-- Instruction --
Search the records below for the word "севернее". Pull out each line that has it.

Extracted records
** Start **

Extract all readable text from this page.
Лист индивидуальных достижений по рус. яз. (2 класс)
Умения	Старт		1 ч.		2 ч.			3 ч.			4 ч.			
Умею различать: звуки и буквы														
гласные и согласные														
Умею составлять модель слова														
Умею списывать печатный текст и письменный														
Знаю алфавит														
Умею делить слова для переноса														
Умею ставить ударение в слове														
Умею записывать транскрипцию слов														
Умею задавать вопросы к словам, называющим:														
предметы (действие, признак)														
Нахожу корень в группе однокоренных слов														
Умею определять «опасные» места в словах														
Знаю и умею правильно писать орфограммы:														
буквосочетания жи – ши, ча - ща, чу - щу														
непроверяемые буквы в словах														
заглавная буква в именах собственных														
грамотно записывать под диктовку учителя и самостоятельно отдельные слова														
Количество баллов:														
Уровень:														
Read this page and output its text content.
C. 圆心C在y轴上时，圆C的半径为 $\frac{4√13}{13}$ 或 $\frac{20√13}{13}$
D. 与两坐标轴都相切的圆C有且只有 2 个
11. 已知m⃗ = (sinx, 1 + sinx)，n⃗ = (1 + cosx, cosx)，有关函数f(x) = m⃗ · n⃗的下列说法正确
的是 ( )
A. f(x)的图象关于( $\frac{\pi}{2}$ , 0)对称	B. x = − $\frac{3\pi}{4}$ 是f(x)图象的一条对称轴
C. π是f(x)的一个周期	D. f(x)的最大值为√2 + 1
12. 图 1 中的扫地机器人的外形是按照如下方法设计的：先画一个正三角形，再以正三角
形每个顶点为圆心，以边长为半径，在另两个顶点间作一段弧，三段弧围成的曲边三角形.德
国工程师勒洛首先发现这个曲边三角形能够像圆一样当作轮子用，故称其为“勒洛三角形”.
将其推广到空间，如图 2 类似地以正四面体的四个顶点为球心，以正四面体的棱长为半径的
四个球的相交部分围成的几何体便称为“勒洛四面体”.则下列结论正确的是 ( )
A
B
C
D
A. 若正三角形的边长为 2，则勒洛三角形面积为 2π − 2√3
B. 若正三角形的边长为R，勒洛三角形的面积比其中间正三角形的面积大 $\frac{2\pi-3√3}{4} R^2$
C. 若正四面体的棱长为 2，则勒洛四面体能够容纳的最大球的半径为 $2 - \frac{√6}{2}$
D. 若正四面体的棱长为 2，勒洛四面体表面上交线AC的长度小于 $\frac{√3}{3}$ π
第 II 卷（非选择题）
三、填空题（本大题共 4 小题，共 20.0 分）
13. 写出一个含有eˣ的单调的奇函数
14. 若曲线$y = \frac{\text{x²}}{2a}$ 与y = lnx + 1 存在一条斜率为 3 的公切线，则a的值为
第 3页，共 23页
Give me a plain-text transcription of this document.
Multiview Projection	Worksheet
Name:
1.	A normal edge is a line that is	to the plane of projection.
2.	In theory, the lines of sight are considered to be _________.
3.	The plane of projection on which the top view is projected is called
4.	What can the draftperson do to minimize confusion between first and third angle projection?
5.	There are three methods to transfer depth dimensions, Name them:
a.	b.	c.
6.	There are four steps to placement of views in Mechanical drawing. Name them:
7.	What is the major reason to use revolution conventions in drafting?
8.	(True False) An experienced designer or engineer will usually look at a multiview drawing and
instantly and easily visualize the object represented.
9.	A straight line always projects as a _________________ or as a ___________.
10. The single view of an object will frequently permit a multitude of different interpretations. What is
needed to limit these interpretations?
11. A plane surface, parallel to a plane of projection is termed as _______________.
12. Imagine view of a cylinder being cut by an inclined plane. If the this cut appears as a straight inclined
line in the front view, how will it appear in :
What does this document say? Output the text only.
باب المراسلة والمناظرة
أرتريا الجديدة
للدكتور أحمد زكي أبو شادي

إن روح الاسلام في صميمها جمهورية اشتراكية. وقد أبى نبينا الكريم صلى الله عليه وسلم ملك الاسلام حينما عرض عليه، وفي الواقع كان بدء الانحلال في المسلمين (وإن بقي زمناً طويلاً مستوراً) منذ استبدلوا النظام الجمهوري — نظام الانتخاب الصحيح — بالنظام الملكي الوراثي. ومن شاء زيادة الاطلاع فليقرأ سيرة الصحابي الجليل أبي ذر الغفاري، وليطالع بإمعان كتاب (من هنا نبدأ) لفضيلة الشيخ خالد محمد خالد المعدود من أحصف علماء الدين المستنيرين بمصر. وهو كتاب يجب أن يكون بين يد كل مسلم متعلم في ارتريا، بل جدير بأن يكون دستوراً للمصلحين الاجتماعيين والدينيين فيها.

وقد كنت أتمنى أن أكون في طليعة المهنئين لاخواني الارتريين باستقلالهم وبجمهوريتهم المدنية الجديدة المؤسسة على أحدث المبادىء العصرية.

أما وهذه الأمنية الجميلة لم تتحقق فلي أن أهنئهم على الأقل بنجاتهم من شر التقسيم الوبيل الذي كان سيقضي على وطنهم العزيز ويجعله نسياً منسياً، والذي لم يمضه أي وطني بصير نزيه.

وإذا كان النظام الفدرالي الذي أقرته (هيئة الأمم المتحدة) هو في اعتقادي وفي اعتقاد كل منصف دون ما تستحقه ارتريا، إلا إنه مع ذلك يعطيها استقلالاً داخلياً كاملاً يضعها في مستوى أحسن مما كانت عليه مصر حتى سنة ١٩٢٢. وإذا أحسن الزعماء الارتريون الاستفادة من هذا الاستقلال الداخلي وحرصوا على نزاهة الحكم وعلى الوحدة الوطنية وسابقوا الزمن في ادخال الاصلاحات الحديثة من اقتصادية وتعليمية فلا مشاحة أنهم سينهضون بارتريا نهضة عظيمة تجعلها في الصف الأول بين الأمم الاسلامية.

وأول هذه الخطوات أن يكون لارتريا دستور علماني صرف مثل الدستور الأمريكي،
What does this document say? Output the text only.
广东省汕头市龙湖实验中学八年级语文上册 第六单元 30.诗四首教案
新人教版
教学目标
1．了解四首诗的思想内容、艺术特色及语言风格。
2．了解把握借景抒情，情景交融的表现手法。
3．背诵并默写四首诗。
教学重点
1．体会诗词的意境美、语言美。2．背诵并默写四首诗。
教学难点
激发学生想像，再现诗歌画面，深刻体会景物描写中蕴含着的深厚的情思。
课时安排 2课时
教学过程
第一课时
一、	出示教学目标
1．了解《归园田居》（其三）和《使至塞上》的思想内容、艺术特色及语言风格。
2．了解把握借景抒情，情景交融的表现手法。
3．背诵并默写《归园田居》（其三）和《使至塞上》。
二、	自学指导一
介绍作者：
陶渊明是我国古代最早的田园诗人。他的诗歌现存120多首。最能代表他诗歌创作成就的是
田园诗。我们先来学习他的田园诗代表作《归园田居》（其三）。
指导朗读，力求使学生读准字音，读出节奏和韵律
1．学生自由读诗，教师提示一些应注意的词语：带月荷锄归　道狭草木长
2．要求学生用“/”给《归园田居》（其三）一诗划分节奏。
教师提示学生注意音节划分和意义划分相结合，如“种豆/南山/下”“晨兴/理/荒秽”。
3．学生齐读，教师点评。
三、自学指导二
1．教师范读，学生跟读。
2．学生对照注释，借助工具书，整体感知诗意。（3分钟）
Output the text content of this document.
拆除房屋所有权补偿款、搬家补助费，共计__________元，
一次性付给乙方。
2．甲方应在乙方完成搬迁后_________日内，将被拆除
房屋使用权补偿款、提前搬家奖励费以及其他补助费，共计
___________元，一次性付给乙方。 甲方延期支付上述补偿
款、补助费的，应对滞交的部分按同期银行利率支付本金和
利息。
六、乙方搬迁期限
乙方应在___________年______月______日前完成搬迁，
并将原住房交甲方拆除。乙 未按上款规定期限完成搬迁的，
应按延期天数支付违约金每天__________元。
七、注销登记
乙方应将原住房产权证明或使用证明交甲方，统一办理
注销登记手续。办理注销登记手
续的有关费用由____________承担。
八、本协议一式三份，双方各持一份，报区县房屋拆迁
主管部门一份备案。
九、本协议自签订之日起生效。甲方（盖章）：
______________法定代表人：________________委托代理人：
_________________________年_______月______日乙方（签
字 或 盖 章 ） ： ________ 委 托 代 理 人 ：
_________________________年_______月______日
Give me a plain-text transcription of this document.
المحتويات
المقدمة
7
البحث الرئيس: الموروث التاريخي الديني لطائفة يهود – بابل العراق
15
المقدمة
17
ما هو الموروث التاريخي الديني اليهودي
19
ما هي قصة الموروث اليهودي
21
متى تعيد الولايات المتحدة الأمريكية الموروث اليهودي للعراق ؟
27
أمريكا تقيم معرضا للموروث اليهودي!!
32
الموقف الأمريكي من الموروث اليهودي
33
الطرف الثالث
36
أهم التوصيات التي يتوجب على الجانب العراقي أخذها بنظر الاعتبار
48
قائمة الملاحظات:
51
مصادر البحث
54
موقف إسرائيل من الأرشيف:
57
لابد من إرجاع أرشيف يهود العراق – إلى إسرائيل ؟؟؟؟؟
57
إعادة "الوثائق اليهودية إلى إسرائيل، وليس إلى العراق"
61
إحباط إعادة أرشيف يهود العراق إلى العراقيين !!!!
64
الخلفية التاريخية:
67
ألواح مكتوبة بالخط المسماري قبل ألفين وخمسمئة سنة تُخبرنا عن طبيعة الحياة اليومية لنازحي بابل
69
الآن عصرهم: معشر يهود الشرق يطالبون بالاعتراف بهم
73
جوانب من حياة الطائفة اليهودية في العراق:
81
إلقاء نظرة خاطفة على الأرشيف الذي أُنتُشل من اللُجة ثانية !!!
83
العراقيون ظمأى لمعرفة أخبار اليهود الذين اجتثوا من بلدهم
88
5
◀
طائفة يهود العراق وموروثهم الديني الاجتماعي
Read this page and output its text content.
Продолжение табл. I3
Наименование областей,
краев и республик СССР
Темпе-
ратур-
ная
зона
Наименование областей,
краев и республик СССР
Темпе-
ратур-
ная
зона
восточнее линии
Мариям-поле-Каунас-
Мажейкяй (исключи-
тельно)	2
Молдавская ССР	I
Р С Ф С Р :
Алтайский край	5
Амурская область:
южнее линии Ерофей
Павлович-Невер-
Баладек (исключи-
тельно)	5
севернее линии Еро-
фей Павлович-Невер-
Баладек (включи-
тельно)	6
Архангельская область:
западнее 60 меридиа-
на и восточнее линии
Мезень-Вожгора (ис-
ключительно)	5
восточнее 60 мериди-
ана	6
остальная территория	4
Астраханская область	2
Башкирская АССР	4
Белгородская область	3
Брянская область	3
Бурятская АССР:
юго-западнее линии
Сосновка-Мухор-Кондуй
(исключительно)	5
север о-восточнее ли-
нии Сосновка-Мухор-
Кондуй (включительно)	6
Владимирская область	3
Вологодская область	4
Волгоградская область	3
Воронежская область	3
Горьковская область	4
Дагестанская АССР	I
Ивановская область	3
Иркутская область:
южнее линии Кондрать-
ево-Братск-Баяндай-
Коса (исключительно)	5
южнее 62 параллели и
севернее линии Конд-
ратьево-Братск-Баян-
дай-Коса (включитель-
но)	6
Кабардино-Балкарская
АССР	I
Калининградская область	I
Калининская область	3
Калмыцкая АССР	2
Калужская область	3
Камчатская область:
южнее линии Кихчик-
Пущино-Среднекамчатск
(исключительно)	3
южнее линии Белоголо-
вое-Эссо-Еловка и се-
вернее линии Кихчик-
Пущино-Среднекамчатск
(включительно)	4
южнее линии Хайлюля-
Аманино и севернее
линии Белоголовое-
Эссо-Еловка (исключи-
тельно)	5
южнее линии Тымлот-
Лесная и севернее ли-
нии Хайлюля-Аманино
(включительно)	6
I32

** End **

-- Expected output --
севернее линии Еро-
севернее линии Конд-
Аманино и севернее
Лесная и севернее ли-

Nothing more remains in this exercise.